* SUPPLIED MATERIAL

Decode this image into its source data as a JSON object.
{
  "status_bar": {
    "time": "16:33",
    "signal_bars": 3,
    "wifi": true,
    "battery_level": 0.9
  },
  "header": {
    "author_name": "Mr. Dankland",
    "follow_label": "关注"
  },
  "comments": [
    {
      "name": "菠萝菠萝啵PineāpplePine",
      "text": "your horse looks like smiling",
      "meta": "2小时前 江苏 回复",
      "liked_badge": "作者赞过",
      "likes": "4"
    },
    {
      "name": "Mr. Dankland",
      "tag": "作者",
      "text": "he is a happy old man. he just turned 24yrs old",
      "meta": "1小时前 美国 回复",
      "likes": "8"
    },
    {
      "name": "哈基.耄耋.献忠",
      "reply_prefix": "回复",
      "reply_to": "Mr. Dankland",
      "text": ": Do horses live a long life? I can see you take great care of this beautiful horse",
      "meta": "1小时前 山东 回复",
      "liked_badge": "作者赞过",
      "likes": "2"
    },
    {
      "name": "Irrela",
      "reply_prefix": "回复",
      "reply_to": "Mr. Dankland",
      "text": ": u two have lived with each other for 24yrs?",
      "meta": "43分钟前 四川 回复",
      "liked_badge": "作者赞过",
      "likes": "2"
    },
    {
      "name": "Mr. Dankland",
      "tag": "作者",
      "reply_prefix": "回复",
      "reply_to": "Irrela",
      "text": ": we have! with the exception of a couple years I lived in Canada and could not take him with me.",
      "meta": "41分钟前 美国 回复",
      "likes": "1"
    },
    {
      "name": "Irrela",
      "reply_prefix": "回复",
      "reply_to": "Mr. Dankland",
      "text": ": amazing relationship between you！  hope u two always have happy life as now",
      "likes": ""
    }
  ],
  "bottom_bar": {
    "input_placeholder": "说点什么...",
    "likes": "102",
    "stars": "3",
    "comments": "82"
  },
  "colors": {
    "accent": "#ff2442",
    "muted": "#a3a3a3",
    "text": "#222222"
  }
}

* GOAL
Find and copy each line above that includes the string "have".

* EXPECTED ANSWER
      "text": ": u two have lived with each other for 24yrs?",
      "text": ": we have! with the exception of a couple years I lived in Canada and could not take him with me.",
      "text": ": amazing relationship between you！  hope u two always have happy life as now",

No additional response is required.